— Start Listed records —

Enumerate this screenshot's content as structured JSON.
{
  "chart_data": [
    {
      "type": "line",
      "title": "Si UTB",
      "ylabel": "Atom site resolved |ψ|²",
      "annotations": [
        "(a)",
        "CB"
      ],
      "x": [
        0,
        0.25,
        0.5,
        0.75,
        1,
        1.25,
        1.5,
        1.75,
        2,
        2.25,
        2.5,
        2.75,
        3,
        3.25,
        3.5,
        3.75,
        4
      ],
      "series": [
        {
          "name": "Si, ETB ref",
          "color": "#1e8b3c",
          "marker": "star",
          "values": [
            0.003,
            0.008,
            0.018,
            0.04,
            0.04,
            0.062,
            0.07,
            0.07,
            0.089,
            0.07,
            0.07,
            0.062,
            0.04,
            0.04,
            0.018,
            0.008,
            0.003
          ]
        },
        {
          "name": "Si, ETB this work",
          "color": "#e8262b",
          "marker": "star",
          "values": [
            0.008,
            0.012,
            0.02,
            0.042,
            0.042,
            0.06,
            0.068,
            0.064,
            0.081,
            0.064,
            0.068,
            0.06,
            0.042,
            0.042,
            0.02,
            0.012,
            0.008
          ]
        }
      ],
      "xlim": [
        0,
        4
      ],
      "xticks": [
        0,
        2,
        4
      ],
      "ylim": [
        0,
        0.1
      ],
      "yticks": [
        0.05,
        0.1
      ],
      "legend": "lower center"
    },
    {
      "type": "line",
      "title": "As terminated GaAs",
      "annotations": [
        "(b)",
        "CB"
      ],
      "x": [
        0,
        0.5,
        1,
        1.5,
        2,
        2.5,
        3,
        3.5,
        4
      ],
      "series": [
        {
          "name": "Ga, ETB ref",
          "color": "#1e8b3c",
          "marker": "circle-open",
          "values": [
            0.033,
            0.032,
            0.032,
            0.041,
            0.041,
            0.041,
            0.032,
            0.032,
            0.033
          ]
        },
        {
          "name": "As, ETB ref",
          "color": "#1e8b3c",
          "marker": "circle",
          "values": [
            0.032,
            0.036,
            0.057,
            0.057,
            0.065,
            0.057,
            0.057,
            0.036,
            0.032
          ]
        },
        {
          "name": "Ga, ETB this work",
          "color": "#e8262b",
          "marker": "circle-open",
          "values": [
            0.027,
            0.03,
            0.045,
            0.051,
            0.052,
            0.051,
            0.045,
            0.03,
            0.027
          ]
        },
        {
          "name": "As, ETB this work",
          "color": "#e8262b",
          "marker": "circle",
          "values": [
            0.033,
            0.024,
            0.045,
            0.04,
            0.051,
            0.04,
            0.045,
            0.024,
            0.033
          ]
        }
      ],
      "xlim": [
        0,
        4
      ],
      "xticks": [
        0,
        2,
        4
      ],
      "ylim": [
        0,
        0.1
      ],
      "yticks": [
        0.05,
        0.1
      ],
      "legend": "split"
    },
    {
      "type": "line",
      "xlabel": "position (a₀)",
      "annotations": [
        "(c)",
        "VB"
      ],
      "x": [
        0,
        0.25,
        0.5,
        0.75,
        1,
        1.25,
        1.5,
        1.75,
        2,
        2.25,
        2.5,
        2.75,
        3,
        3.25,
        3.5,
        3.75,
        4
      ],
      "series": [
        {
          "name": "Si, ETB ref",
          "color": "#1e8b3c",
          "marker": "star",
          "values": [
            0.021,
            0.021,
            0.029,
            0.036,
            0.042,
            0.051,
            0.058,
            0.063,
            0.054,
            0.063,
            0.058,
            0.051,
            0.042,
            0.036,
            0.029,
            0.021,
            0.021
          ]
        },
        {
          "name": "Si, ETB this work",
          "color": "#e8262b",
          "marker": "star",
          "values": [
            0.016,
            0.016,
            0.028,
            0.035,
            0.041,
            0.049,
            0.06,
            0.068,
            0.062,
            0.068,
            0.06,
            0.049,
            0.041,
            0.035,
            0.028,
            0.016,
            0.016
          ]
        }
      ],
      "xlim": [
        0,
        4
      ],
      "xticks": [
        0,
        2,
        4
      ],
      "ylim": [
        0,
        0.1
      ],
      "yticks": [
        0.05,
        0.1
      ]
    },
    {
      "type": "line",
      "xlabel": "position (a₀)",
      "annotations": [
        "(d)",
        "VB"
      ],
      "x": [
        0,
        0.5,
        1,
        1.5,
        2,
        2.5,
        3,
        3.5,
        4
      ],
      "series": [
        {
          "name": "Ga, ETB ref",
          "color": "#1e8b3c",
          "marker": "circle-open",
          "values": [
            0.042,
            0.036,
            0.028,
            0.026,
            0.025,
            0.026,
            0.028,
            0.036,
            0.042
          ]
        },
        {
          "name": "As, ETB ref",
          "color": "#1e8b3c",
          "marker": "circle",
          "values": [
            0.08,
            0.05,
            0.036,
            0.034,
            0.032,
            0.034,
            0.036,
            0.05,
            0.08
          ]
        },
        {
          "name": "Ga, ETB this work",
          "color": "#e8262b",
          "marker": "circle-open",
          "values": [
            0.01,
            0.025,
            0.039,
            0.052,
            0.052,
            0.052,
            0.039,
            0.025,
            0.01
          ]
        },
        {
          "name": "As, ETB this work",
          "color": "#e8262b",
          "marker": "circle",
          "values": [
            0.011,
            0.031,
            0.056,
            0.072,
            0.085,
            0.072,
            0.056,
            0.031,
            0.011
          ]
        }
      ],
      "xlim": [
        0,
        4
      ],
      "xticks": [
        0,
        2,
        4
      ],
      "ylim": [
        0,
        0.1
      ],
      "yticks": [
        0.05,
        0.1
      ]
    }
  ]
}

— End Listed records —

* [Written task]: Give all the records again. Match them exactly.

* [Full output]:
Enumerate this screenshot's content as structured JSON.
{
  "chart_data": [
    {
      "type": "line",
      "title": "Si UTB",
      "ylabel": "Atom site resolved |ψ|²",
      "annotations": [
        "(a)",
        "CB"
      ],
      "x": [
        0,
        0.25,
        0.5,
        0.75,
        1,
        1.25,
        1.5,
        1.75,
        2,
        2.25,
        2.5,
        2.75,
        3,
        3.25,
        3.5,
        3.75,
        4
      ],
      "series": [
        {
          "name": "Si, ETB ref",
          "color": "#1e8b3c",
          "marker": "star",
          "values": [
            0.003,
            0.008,
            0.018,
            0.04,
            0.04,
            0.062,
            0.07,
            0.07,
            0.089,
            0.07,
            0.07,
            0.062,
            0.04,
            0.04,
            0.018,
            0.008,
            0.003
          ]
        },
        {
          "name": "Si, ETB this work",
          "color": "#e8262b",
          "marker": "star",
          "values": [
            0.008,
            0.012,
            0.02,
            0.042,
            0.042,
            0.06,
            0.068,
            0.064,
            0.081,
            0.064,
            0.068,
            0.06,
            0.042,
            0.042,
            0.02,
            0.012,
            0.008
          ]
        }
      ],
      "xlim": [
        0,
        4
      ],
      "xticks": [
        0,
        2,
        4
      ],
      "ylim": [
        0,
        0.1
      ],
      "yticks": [
        0.05,
        0.1
      ],
      "legend": "lower center"
    },
    {
      "type": "line",
      "title": "As terminated GaAs",
      "annotations": [
        "(b)",
        "CB"
      ],
      "x": [
        0,
        0.5,
        1,
        1.5,
        2,
        2.5,
        3,
        3.5,
        4
      ],
      "series": [
        {
          "name": "Ga, ETB ref",
          "color": "#1e8b3c",
          "marker": "circle-open",
          "values": [
            0.033,
            0.032,
            0.032,
            0.041,
            0.041,
            0.041,
            0.032,
            0.032,
            0.033
          ]
        },
        {
          "name": "As, ETB ref",
          "color": "#1e8b3c",
          "marker": "circle",
          "values": [
            0.032,
            0.036,
            0.057,
            0.057,
            0.065,
            0.057,
            0.057,
            0.036,
            0.032
          ]
        },
        {
          "name": "Ga, ETB this work",
          "color": "#e8262b",
          "marker": "circle-open",
          "values": [
            0.027,
            0.03,
            0.045,
            0.051,
            0.052,
            0.051,
            0.045,
            0.03,
            0.027
          ]
        },
        {
          "name": "As, ETB this work",
          "color": "#e8262b",
          "marker": "circle",
          "values": [
            0.033,
            0.024,
            0.045,
            0.04,
            0.051,
            0.04,
            0.045,
            0.024,
            0.033
          ]
        }
      ],
      "xlim": [
        0,
        4
      ],
      "xticks": [
        0,
        2,
        4
      ],
      "ylim": [
        0,
        0.1
      ],
      "yticks": [
        0.05,
        0.1
      ],
      "legend": "split"
    },
    {
      "type": "line",
      "xlabel": "position (a₀)",
      "annotations": [
        "(c)",
        "VB"
      ],
      "x": [
        0,
        0.25,
        0.5,
        0.75,
        1,
        1.25,
        1.5,
        1.75,
        2,
        2.25,
        2.5,
        2.75,
        3,
        3.25,
        3.5,
        3.75,
        4
      ],
      "series": [
        {
          "name": "Si, ETB ref",
          "color": "#1e8b3c",
          "marker": "star",
          "values": [
            0.021,
            0.021,
            0.029,
            0.036,
            0.042,
            0.051,
            0.058,
            0.063,
            0.054,
            0.063,
            0.058,
            0.051,
            0.042,
            0.036,
            0.029,
            0.021,
            0.021
          ]
        },
        {
          "name": "Si, ETB this work",
          "color": "#e8262b",
          "marker": "star",
          "values": [
            0.016,
            0.016,
            0.028,
            0.035,
            0.041,
            0.049,
            0.06,
            0.068,
            0.062,
            0.068,
            0.06,
            0.049,
            0.041,
            0.035,
            0.028,
            0.016,
            0.016
          ]
        }
      ],
      "xlim": [
        0,
        4
      ],
      "xticks": [
        0,
        2,
        4
      ],
      "ylim": [
        0,
        0.1
      ],
      "yticks": [
        0.05,
        0.1
      ]
    },
    {
      "type": "line",
      "xlabel": "position (a₀)",
      "annotations": [
        "(d)",
        "VB"
      ],
      "x": [
        0,
        0.5,
        1,
        1.5,
        2,
        2.5,
        3,
        3.5,
        4
      ],
      "series": [
        {
          "name": "Ga, ETB ref",
          "color": "#1e8b3c",
          "marker": "circle-open",
          "values": [
            0.042,
            0.036,
            0.028,
            0.026,
            0.025,
            0.026,
            0.028,
            0.036,
            0.042
          ]
        },
        {
          "name": "As, ETB ref",
          "color": "#1e8b3c",
          "marker": "circle",
          "values": [
            0.08,
            0.05,
            0.036,
            0.034,
            0.032,
            0.034,
            0.036,
            0.05,
            0.08
          ]
        },
        {
          "name": "Ga, ETB this work",
          "color": "#e8262b",
          "marker": "circle-open",
          "values": [
            0.01,
            0.025,
            0.039,
            0.052,
            0.052,
            0.052,
            0.039,
            0.025,
            0.01
          ]
        },
        {
          "name": "As, ETB this work",
          "color": "#e8262b",
          "marker": "circle",
          "values": [
            0.011,
            0.031,
            0.056,
            0.072,
            0.085,
            0.072,
            0.056,
            0.031,
            0.011
          ]
        }
      ],
      "xlim": [
        0,
        4
      ],
      "xticks": [
        0,
        2,
        4
      ],
      "ylim": [
        0,
        0.1
      ],
      "yticks": [
        0.05,
        0.1
      ]
    }
  ]
}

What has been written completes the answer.